** DATA follows **

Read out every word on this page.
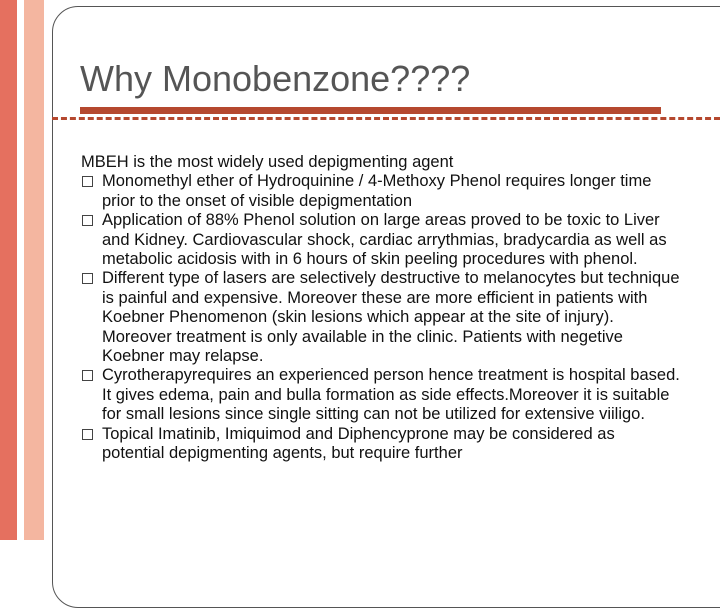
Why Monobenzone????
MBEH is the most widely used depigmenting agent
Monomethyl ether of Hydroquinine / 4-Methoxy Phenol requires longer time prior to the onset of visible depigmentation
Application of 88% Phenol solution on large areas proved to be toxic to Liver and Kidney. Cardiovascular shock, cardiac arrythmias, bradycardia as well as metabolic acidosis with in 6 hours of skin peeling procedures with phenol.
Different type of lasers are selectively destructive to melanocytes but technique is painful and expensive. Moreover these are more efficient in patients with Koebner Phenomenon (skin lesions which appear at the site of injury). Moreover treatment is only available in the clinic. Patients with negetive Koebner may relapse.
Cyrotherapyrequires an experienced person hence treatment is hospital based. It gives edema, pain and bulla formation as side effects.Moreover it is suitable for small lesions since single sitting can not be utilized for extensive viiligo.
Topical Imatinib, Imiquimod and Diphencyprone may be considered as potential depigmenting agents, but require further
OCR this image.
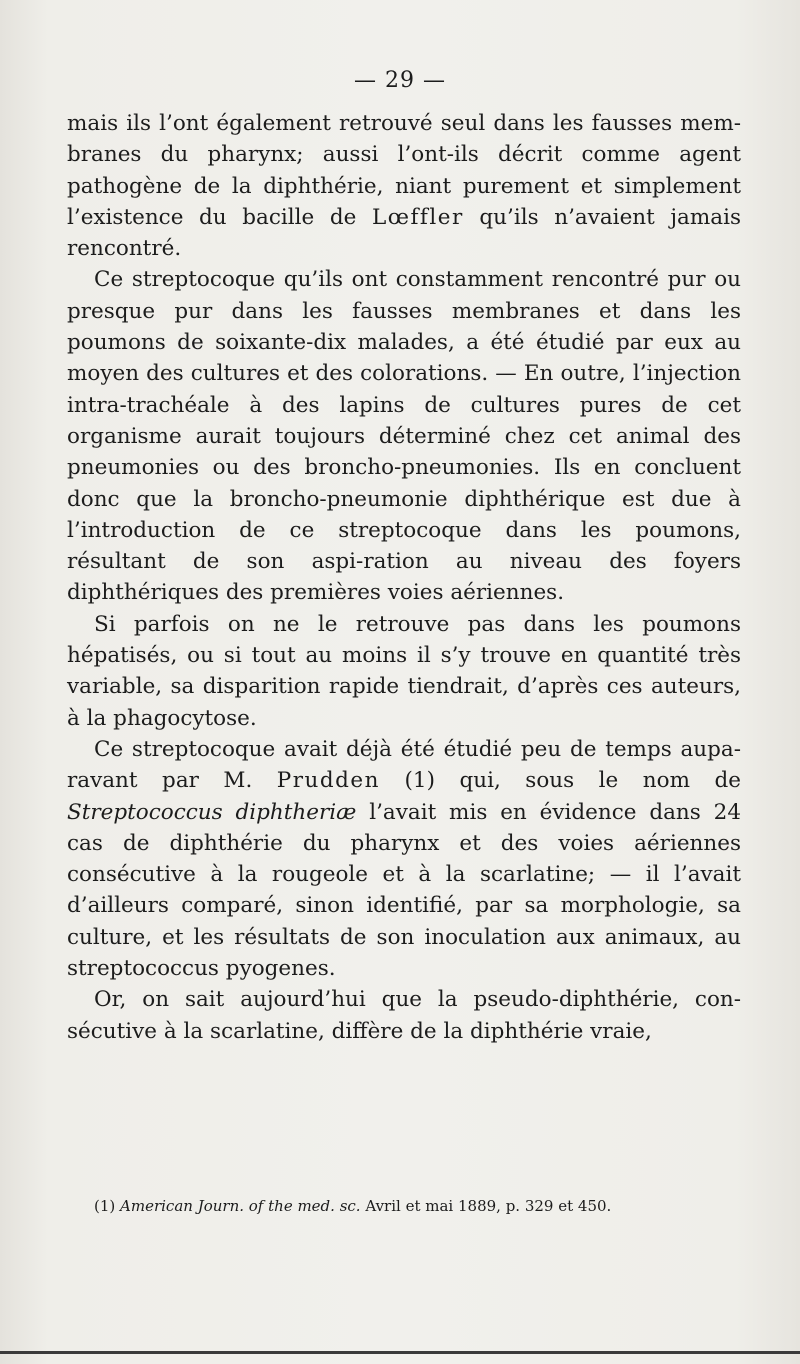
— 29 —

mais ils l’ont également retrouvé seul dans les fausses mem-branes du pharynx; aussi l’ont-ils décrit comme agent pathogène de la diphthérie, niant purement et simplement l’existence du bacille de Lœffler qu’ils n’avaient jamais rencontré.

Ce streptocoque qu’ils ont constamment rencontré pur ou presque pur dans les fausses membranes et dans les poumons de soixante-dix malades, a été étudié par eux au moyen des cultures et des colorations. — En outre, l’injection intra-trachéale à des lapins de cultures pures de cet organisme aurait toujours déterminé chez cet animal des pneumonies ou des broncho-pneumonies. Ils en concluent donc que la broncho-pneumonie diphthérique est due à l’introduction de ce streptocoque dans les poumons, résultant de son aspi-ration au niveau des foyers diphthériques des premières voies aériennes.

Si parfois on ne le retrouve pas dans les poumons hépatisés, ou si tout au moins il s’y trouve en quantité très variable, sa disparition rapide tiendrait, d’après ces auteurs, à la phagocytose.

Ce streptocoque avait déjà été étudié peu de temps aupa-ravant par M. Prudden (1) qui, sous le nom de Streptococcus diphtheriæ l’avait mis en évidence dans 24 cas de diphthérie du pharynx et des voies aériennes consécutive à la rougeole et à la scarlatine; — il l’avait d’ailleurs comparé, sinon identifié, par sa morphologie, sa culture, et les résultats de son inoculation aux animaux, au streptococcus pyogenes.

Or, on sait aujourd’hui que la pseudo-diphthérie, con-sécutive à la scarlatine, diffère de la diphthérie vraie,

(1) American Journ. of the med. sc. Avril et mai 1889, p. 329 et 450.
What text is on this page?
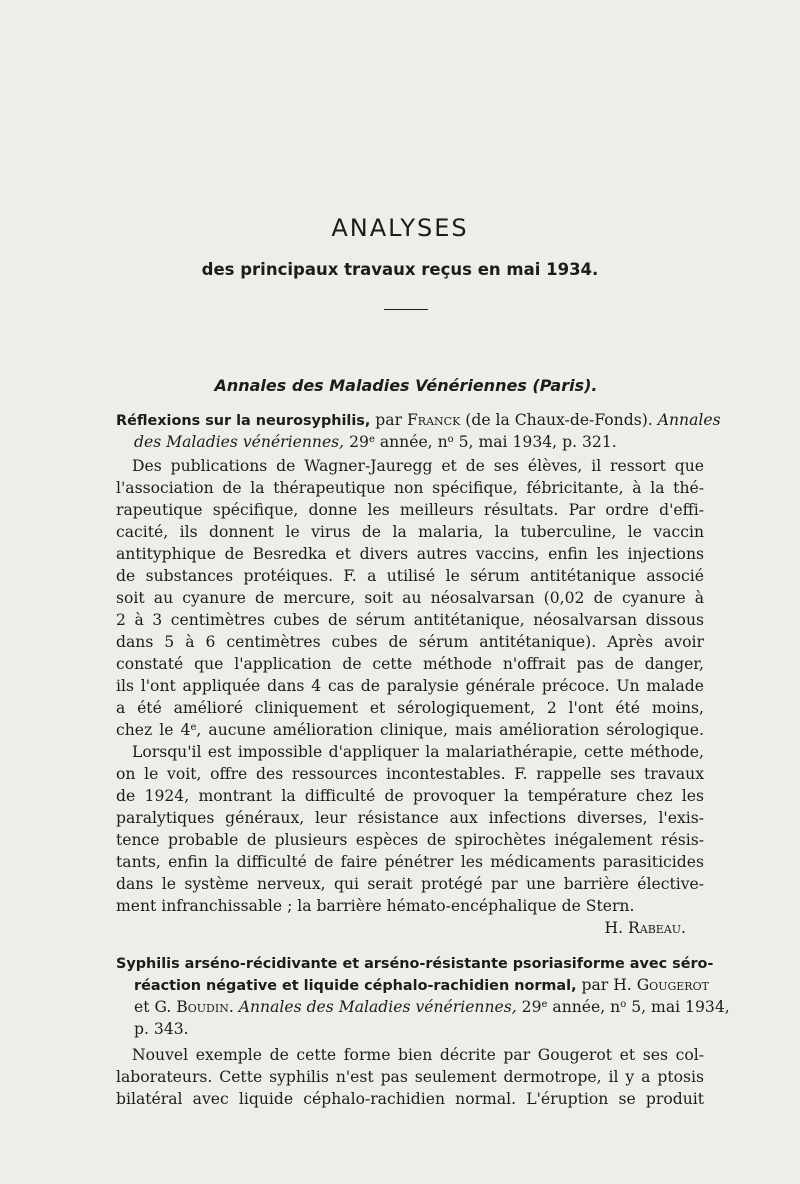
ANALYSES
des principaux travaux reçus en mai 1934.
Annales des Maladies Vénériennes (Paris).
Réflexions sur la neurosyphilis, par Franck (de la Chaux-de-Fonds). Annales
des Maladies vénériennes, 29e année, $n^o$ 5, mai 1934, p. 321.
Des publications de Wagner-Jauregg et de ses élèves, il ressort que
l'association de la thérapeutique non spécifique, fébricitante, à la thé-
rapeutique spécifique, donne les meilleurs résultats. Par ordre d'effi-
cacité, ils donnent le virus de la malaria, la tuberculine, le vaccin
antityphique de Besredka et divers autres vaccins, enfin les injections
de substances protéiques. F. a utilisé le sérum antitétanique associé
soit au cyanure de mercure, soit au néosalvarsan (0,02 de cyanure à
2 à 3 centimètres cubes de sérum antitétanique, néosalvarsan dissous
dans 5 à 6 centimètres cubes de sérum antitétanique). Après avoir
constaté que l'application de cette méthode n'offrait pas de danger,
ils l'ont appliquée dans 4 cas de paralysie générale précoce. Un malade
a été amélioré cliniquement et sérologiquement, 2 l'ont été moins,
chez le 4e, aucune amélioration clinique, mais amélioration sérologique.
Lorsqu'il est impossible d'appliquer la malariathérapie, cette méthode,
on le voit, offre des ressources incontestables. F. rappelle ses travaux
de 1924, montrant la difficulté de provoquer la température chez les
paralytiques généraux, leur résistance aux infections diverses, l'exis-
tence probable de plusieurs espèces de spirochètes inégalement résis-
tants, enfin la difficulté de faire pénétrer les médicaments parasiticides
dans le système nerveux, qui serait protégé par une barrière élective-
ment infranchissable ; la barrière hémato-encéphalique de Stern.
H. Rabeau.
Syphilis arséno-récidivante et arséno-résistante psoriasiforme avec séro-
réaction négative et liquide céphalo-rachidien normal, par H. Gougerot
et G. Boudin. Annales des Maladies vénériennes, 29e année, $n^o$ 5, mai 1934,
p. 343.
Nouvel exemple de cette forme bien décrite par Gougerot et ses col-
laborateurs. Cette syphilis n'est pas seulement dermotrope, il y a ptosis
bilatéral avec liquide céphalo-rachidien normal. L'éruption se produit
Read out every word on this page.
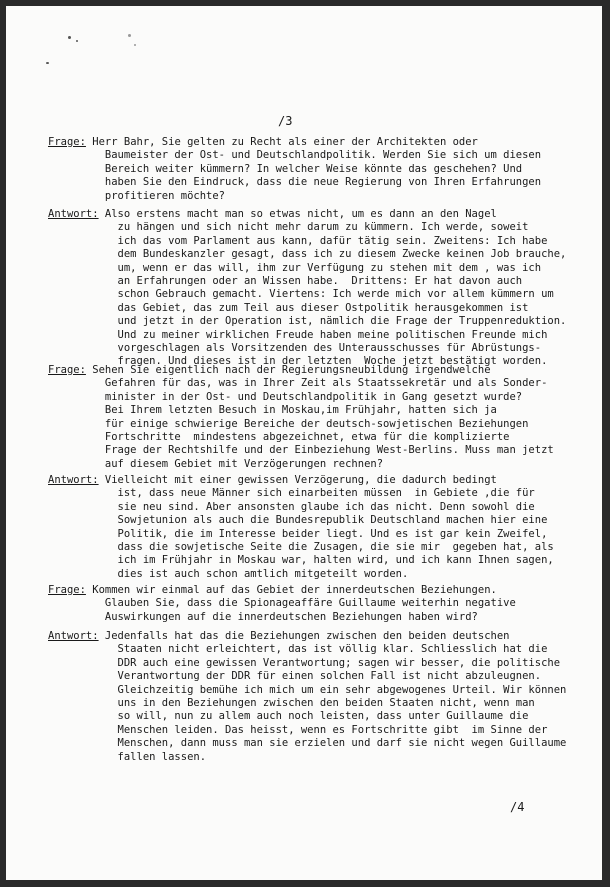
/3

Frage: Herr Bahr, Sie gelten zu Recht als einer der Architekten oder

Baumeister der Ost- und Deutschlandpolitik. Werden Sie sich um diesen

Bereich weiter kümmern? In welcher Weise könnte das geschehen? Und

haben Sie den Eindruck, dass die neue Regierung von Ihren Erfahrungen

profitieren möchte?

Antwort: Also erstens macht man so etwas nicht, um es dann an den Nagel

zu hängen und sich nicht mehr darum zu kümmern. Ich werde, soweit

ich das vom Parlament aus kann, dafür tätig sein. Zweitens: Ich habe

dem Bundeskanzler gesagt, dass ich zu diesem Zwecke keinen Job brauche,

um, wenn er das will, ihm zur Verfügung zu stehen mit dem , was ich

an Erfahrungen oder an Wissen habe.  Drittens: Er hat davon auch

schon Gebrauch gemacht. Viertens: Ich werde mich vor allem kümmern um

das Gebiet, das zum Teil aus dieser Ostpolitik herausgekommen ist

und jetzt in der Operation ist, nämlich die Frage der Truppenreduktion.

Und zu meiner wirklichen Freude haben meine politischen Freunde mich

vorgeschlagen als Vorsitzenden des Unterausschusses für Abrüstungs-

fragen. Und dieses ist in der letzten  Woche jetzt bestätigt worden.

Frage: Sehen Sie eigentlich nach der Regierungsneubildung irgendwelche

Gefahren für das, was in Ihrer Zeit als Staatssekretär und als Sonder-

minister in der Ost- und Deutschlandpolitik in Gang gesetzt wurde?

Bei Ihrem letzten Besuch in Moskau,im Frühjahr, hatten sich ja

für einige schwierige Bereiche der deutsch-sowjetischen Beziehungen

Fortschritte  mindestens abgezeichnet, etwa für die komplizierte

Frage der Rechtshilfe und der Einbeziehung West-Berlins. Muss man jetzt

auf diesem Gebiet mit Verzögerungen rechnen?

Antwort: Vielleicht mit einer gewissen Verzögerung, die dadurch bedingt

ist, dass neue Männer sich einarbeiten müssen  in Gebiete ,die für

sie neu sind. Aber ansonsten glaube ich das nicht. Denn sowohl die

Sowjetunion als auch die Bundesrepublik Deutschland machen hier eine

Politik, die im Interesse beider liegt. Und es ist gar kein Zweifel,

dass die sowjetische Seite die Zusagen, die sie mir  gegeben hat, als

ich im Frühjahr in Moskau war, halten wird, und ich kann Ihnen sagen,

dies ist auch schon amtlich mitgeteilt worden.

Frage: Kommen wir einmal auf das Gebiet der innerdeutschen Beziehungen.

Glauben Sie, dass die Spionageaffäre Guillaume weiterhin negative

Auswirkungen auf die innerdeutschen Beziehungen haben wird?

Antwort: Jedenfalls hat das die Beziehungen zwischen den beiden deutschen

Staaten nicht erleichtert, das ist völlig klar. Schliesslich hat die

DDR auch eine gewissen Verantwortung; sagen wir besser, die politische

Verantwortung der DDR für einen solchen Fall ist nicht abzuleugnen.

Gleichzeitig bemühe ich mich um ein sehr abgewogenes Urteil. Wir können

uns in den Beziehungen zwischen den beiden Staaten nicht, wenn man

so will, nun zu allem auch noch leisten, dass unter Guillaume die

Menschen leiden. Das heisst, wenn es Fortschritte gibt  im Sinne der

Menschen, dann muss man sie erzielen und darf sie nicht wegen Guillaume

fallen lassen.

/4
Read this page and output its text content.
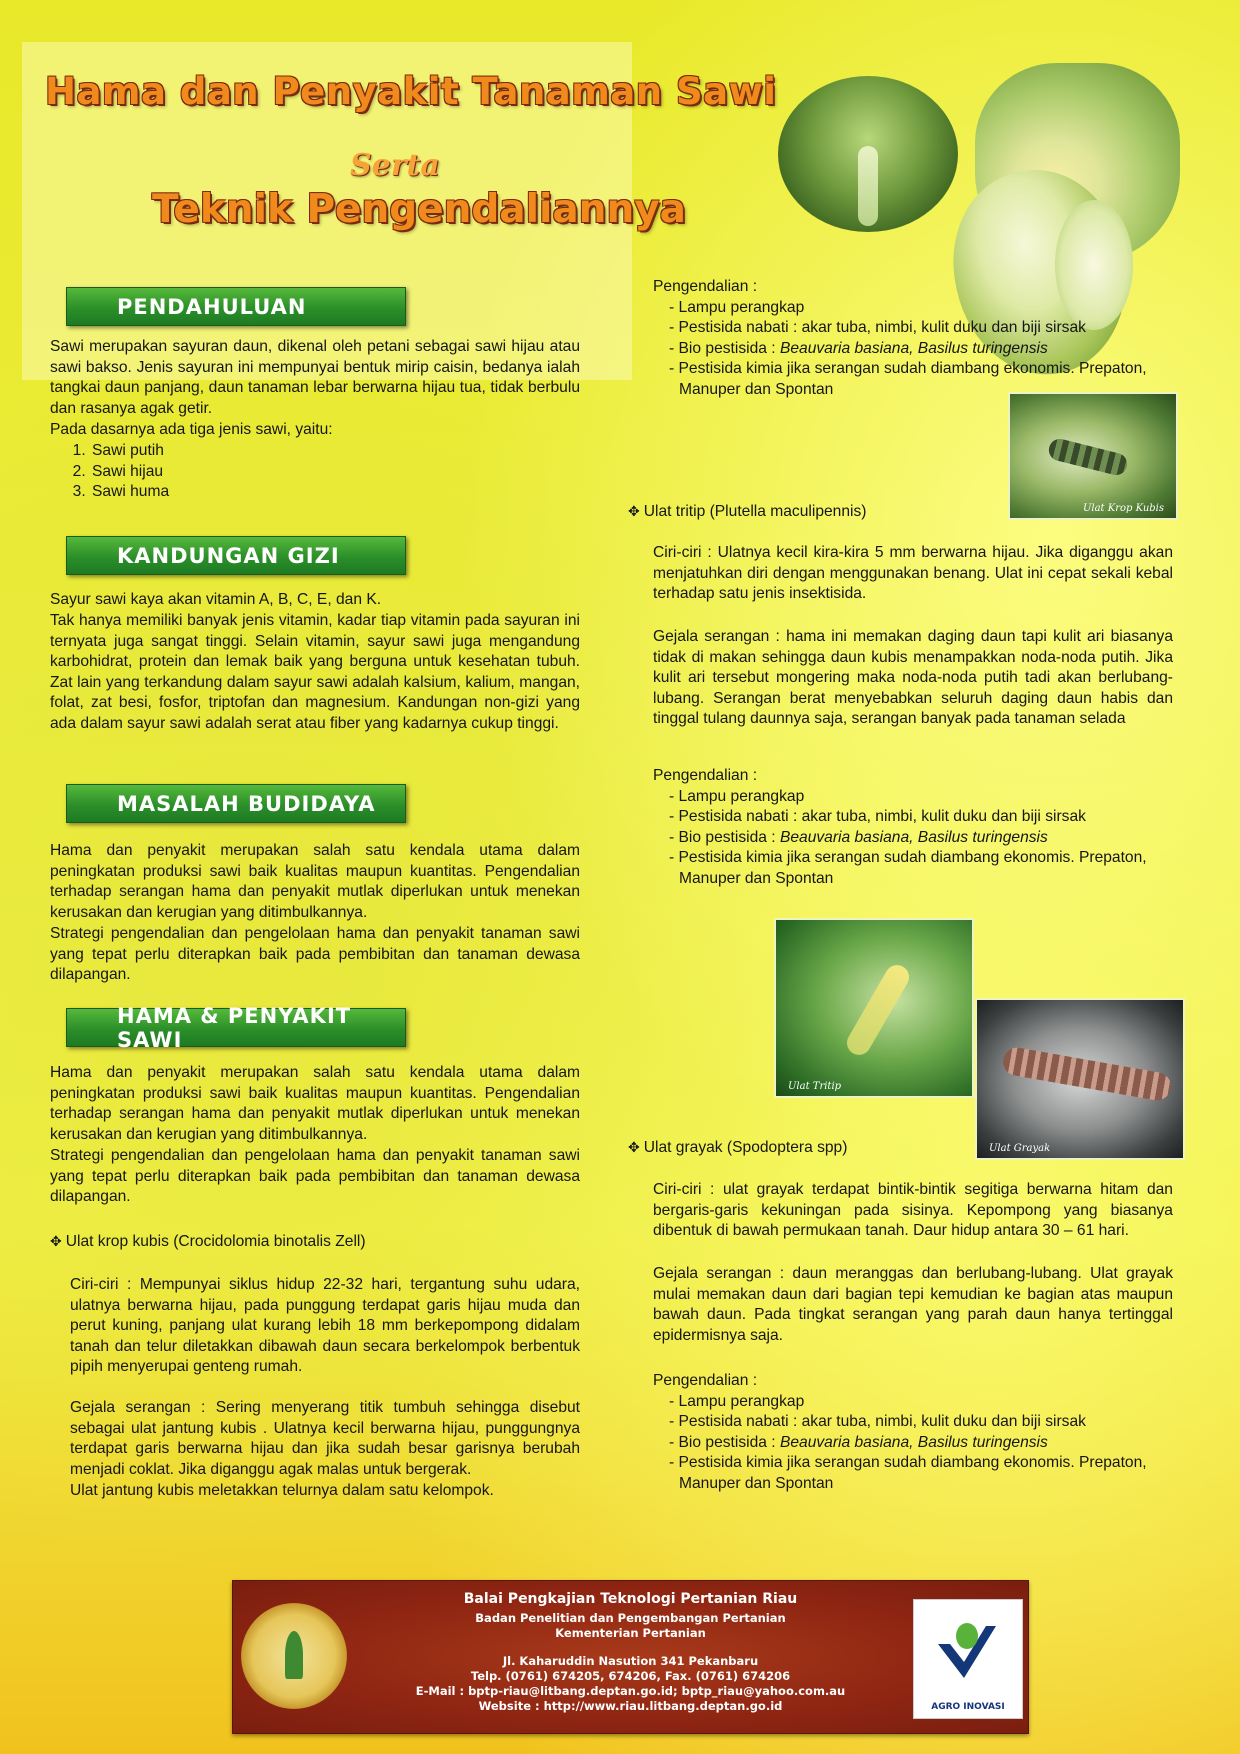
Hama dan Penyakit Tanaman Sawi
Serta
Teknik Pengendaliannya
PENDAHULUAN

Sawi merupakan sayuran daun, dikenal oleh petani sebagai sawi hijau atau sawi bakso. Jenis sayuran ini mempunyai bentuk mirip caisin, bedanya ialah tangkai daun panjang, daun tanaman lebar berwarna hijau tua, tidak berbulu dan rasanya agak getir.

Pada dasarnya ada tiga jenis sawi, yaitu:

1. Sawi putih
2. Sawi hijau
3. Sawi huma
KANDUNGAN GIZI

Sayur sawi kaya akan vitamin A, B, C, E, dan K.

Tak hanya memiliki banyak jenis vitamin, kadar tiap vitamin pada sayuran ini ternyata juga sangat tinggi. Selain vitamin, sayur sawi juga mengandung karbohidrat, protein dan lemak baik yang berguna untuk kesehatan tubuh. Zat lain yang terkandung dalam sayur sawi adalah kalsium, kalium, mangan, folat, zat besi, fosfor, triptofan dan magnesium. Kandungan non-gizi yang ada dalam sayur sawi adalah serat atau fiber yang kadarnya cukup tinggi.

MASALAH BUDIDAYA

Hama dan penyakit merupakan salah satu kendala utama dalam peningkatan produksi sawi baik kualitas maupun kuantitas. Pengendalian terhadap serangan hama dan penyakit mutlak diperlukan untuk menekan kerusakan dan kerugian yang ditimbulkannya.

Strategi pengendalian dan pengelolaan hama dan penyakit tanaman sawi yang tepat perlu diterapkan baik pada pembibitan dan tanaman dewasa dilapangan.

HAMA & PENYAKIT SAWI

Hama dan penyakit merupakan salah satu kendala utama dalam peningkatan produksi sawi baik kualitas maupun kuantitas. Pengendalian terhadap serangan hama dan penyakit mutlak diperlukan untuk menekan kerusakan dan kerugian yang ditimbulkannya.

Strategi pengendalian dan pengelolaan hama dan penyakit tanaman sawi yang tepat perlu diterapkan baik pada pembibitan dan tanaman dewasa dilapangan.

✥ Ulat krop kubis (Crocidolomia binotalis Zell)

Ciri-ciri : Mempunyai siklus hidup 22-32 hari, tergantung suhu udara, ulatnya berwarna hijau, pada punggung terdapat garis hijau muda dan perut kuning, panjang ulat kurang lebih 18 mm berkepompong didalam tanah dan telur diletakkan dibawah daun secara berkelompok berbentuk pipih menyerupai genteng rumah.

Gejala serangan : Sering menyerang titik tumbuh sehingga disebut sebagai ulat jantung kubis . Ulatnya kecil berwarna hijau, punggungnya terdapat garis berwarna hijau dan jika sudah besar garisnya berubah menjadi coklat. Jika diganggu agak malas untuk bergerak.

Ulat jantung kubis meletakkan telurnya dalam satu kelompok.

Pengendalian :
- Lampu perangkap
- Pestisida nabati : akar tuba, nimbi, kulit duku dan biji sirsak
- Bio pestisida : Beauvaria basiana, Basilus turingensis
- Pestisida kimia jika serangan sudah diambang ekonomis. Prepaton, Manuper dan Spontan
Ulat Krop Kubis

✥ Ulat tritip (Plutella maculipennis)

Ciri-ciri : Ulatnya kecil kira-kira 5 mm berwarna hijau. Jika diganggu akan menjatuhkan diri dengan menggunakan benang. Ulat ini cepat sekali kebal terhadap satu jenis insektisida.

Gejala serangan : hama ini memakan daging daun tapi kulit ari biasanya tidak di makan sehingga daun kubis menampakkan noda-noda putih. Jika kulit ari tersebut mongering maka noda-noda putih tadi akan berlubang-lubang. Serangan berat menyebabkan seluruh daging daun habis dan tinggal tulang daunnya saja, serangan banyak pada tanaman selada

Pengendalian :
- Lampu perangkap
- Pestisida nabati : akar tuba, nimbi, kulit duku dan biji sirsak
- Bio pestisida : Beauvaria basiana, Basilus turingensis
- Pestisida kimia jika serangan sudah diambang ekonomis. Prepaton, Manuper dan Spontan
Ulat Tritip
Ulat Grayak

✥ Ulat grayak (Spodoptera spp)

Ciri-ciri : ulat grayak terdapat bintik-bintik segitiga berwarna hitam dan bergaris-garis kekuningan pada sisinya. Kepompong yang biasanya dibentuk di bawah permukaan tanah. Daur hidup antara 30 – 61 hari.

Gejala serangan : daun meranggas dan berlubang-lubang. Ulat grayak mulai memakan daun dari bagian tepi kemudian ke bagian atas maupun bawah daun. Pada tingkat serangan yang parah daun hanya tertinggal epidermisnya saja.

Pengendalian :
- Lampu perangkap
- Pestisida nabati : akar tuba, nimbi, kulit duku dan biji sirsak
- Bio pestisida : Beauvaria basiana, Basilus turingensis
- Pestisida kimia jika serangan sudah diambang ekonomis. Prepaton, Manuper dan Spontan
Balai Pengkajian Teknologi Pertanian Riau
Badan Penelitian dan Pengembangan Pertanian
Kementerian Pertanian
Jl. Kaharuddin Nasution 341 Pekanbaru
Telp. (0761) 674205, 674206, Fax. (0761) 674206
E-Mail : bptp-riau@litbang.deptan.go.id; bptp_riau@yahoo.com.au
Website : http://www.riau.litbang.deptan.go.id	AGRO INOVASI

** End of DATA **

#### [EXERCISE OBJECTIVE]
Every line containing the string "Phenol" is required; copy each such line from the data.

#### [EXPECTED OUTPUT]
Monomethyl ether of Hydroquinine / 4-Methoxy Phenol requires longer time prior to the onset of visible depigmentation
Application of 88% Phenol solution on large areas proved to be toxic to Liver and Kidney. Cardiovascular shock, cardiac arrythmias, bradycardia as well as metabolic acidosis with in 6 hours of skin peeling procedures with phenol.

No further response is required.